Records about charts and figures
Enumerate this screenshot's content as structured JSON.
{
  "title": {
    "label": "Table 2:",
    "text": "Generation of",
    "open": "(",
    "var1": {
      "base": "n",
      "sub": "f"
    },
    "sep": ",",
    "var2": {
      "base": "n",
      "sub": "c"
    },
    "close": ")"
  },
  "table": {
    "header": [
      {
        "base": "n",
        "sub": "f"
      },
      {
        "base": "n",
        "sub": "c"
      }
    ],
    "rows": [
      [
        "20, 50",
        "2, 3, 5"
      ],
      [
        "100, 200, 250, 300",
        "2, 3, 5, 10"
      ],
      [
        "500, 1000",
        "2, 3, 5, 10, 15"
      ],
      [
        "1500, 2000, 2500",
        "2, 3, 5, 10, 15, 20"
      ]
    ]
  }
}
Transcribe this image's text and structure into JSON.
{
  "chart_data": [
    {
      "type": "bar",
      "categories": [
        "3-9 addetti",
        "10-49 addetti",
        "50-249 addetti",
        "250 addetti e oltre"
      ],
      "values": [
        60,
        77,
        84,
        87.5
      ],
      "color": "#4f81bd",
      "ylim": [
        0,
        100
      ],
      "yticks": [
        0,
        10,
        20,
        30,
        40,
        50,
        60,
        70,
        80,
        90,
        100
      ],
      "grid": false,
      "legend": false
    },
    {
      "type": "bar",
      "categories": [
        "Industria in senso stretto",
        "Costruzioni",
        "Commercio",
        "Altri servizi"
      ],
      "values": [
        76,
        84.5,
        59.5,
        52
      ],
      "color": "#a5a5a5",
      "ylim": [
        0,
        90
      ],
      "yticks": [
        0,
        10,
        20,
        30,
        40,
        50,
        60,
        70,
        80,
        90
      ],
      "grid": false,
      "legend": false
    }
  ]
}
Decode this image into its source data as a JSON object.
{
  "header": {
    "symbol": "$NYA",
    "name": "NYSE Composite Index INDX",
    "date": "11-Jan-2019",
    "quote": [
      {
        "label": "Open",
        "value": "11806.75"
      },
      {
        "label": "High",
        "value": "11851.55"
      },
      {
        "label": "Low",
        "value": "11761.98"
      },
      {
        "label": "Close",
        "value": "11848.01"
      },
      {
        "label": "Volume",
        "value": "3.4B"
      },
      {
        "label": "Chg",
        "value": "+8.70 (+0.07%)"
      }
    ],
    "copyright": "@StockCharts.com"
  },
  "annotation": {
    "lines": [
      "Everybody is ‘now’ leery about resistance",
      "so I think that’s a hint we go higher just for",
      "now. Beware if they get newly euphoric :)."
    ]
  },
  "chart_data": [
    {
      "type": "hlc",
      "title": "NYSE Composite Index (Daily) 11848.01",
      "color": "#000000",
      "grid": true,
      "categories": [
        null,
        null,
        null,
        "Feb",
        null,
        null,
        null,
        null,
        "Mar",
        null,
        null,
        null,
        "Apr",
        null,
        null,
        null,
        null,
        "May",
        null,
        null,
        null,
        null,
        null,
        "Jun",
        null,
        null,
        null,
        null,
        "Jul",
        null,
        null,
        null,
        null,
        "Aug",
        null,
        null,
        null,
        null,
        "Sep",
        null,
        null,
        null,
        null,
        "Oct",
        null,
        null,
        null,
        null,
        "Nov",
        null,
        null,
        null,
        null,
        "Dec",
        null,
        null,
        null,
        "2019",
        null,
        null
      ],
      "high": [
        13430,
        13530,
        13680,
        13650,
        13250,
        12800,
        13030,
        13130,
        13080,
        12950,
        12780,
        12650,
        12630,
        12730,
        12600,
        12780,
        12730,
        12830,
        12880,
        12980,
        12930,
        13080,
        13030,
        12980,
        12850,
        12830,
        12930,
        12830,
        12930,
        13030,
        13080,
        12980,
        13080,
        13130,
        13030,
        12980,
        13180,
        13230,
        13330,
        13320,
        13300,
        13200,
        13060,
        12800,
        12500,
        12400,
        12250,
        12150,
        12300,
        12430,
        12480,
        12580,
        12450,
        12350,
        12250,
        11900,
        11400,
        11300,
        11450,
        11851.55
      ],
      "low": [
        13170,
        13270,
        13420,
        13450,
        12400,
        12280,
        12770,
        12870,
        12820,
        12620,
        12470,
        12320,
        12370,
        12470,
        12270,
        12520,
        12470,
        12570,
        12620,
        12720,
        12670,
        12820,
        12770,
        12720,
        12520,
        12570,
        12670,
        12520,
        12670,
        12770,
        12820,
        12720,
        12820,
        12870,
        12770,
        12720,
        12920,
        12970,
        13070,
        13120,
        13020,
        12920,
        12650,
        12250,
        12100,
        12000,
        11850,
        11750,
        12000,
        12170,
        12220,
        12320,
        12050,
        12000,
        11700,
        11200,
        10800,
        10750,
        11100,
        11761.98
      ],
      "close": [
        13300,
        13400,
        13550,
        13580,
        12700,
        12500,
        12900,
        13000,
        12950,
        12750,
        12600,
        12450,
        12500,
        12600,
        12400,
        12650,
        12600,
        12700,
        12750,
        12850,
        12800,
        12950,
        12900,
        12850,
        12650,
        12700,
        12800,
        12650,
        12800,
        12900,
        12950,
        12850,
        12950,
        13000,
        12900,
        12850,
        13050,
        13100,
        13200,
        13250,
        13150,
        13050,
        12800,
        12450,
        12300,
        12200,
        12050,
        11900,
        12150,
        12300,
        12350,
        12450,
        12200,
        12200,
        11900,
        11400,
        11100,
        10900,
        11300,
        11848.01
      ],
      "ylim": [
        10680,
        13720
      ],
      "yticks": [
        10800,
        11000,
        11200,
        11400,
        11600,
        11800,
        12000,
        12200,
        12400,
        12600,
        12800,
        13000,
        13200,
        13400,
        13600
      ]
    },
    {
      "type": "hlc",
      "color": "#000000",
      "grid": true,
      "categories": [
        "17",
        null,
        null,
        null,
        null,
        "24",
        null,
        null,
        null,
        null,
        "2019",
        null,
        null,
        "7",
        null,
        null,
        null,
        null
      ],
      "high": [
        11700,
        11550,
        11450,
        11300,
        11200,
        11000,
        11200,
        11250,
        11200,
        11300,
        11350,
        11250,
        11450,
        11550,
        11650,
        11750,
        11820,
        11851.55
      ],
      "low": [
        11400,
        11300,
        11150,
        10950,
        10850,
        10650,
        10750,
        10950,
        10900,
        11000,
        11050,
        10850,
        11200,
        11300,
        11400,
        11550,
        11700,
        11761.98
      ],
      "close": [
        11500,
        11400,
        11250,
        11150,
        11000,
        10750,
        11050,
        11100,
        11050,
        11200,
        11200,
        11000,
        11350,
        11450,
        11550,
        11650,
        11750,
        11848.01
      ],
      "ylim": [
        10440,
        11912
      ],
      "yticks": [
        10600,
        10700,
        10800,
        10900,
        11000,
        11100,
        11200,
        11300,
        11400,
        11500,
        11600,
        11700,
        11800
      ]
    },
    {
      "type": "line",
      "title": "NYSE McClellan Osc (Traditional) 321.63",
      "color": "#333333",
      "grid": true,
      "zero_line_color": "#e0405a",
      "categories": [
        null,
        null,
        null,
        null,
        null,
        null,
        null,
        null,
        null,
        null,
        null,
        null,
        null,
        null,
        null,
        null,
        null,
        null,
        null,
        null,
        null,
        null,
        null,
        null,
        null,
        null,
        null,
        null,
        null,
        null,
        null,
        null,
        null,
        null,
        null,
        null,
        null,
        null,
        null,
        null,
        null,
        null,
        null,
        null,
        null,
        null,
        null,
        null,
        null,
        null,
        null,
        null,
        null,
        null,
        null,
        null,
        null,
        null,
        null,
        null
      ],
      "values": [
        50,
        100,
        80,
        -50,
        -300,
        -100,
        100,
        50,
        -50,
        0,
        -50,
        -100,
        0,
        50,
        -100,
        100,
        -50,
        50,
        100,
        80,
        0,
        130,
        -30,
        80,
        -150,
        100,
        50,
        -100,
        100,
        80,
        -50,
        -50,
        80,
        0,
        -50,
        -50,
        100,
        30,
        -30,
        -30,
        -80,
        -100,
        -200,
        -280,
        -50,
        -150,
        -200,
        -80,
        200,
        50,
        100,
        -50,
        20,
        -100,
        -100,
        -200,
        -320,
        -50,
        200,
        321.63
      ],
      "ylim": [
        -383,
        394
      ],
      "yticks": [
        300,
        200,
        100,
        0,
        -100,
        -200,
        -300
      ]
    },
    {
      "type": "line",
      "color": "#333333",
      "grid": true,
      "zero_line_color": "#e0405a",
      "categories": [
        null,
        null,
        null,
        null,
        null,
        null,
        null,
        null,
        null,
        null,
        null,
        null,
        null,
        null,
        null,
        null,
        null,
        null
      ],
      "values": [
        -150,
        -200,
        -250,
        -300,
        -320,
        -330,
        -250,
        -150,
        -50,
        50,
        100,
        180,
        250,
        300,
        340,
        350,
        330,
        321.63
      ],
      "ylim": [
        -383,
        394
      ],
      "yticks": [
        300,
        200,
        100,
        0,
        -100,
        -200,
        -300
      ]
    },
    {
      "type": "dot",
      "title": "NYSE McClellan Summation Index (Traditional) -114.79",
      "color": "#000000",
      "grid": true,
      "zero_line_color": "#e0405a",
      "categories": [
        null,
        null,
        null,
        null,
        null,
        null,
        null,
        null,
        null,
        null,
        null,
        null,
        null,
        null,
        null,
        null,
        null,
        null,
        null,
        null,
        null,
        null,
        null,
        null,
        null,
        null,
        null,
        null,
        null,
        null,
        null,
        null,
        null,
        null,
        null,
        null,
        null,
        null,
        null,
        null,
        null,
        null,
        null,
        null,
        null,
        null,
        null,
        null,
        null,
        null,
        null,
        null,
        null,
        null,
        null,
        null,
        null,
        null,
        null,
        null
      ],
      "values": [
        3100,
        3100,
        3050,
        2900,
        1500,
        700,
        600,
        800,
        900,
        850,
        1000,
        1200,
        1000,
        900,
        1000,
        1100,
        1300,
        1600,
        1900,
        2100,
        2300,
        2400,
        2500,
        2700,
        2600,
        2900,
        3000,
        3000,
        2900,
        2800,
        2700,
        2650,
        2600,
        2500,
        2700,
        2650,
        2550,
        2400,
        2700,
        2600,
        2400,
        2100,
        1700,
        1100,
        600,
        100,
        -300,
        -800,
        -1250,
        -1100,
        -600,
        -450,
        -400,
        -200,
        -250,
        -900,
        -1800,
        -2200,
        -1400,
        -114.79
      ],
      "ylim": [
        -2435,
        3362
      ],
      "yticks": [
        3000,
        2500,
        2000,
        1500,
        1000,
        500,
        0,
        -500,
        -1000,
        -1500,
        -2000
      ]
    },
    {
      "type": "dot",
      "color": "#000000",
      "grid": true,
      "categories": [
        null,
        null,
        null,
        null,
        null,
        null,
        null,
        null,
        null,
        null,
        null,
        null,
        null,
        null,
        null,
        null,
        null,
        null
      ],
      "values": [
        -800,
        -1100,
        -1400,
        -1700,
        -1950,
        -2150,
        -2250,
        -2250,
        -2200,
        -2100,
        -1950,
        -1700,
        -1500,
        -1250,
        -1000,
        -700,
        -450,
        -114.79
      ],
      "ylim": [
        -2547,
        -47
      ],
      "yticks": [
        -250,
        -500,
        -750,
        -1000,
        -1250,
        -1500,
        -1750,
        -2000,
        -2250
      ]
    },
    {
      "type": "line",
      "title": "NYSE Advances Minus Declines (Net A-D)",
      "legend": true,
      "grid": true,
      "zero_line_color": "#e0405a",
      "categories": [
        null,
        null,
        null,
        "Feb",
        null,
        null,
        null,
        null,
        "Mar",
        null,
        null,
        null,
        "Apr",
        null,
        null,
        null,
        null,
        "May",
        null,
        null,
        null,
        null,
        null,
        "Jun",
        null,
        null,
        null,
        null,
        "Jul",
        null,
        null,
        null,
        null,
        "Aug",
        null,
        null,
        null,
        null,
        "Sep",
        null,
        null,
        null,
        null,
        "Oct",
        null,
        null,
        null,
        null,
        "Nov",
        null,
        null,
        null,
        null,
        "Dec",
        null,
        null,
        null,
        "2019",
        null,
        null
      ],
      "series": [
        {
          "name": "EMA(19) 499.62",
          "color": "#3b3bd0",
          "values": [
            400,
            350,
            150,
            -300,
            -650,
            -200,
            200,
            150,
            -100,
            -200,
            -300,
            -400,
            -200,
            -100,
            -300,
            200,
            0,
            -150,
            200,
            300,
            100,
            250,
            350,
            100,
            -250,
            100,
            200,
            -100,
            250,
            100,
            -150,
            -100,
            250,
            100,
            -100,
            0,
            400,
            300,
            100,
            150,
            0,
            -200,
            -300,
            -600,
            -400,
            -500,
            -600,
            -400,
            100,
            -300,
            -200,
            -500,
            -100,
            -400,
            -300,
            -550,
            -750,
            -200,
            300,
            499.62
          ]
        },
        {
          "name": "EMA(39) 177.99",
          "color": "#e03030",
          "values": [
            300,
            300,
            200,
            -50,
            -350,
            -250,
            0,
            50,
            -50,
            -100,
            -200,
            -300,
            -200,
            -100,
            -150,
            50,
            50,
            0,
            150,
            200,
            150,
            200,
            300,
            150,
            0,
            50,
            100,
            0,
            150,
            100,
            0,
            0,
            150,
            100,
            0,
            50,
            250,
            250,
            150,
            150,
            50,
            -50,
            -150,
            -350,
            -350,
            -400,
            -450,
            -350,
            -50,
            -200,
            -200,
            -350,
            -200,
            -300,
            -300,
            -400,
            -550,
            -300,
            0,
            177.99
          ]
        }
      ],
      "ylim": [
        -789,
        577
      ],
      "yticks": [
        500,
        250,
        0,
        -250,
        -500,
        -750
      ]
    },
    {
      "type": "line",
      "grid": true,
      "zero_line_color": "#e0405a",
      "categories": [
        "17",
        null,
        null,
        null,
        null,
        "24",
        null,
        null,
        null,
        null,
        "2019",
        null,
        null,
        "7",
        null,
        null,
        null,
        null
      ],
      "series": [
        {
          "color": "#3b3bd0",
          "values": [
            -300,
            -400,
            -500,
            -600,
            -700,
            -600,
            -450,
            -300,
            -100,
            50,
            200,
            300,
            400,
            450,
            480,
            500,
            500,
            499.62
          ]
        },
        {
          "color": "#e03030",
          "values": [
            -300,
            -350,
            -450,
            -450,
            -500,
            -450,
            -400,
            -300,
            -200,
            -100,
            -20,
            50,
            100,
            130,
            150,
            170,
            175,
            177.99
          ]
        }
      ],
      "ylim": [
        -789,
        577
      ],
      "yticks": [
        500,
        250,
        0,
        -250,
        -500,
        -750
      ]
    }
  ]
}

What you need to do: Reply with nothing but the number of lines that contain the word "NYSE".

Solution to the exercise: 5